# Start of Materials provided
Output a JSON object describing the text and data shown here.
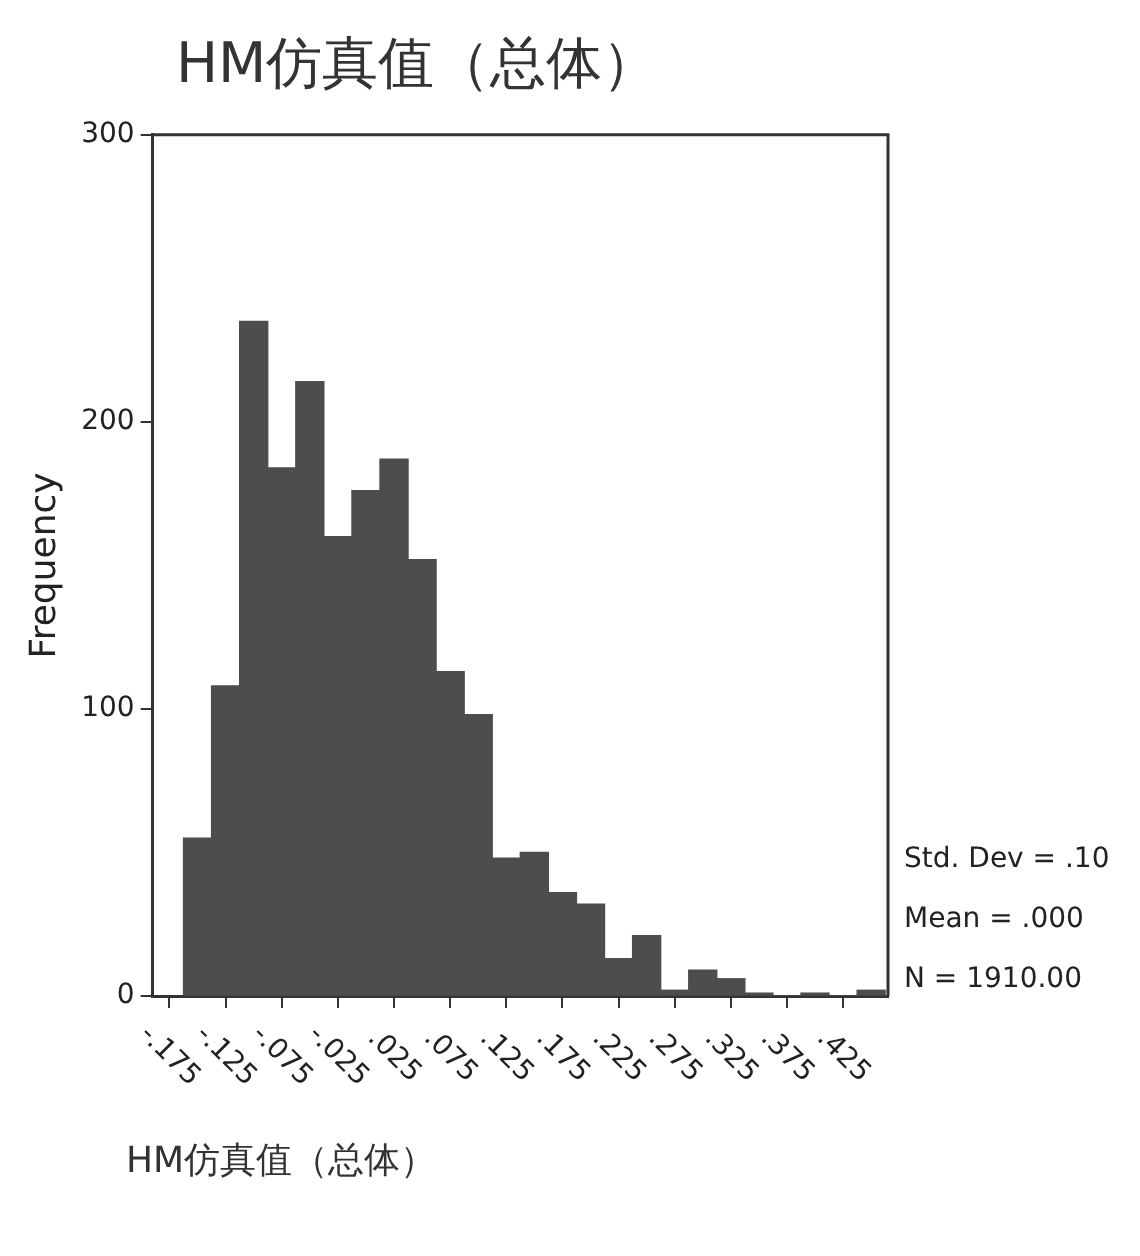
{
  "chart_data": {
    "type": "histogram",
    "title": "HM仿真值（总体）",
    "xlabel": "HM仿真值（总体）",
    "ylabel": "Frequency",
    "bins": [
      -0.1625,
      -0.1375,
      -0.1125,
      -0.0875,
      -0.0625,
      -0.0375,
      -0.0125,
      0.0125,
      0.0375,
      0.0625,
      0.0875,
      0.1125,
      0.1375,
      0.1625,
      0.1875,
      0.2125,
      0.2375,
      0.2625,
      0.2875,
      0.3125,
      0.3375,
      0.3625,
      0.3875,
      0.4125,
      0.4375,
      0.4625
    ],
    "values": [
      55,
      108,
      235,
      184,
      214,
      160,
      176,
      187,
      152,
      113,
      98,
      48,
      50,
      36,
      32,
      13,
      21,
      2,
      9,
      6,
      1,
      0,
      1,
      0,
      2
    ],
    "color": "#4d4d4d",
    "xlim": [
      -0.19,
      0.465
    ],
    "xticks": [
      {
        "value": -0.175,
        "label": "-.175"
      },
      {
        "value": -0.125,
        "label": "-.125"
      },
      {
        "value": -0.075,
        "label": "-.075"
      },
      {
        "value": -0.025,
        "label": "-.025"
      },
      {
        "value": 0.025,
        "label": ".025"
      },
      {
        "value": 0.075,
        "label": ".075"
      },
      {
        "value": 0.125,
        "label": ".125"
      },
      {
        "value": 0.175,
        "label": ".175"
      },
      {
        "value": 0.225,
        "label": ".225"
      },
      {
        "value": 0.275,
        "label": ".275"
      },
      {
        "value": 0.325,
        "label": ".325"
      },
      {
        "value": 0.375,
        "label": ".375"
      },
      {
        "value": 0.425,
        "label": ".425"
      }
    ],
    "ylim": [
      0,
      300
    ],
    "yticks": [
      0,
      100,
      200,
      300
    ],
    "annotations": [
      "Std. Dev = .10",
      "Mean = .000",
      "N = 1910.00"
    ]
  }
}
# End of Materials provided
Task directions →
Leave the pictures out and reproduce all of the records exactly.

Answer to this task →
Output a JSON object describing the text and data shown here.
{
  "chart_data": {
    "type": "histogram",
    "title": "HM仿真值（总体）",
    "xlabel": "HM仿真值（总体）",
    "ylabel": "Frequency",
    "bins": [
      -0.1625,
      -0.1375,
      -0.1125,
      -0.0875,
      -0.0625,
      -0.0375,
      -0.0125,
      0.0125,
      0.0375,
      0.0625,
      0.0875,
      0.1125,
      0.1375,
      0.1625,
      0.1875,
      0.2125,
      0.2375,
      0.2625,
      0.2875,
      0.3125,
      0.3375,
      0.3625,
      0.3875,
      0.4125,
      0.4375,
      0.4625
    ],
    "values": [
      55,
      108,
      235,
      184,
      214,
      160,
      176,
      187,
      152,
      113,
      98,
      48,
      50,
      36,
      32,
      13,
      21,
      2,
      9,
      6,
      1,
      0,
      1,
      0,
      2
    ],
    "color": "#4d4d4d",
    "xlim": [
      -0.19,
      0.465
    ],
    "xticks": [
      {
        "value": -0.175,
        "label": "-.175"
      },
      {
        "value": -0.125,
        "label": "-.125"
      },
      {
        "value": -0.075,
        "label": "-.075"
      },
      {
        "value": -0.025,
        "label": "-.025"
      },
      {
        "value": 0.025,
        "label": ".025"
      },
      {
        "value": 0.075,
        "label": ".075"
      },
      {
        "value": 0.125,
        "label": ".125"
      },
      {
        "value": 0.175,
        "label": ".175"
      },
      {
        "value": 0.225,
        "label": ".225"
      },
      {
        "value": 0.275,
        "label": ".275"
      },
      {
        "value": 0.325,
        "label": ".325"
      },
      {
        "value": 0.375,
        "label": ".375"
      },
      {
        "value": 0.425,
        "label": ".425"
      }
    ],
    "ylim": [
      0,
      300
    ],
    "yticks": [
      0,
      100,
      200,
      300
    ],
    "annotations": [
      "Std. Dev = .10",
      "Mean = .000",
      "N = 1910.00"
    ]
  }
}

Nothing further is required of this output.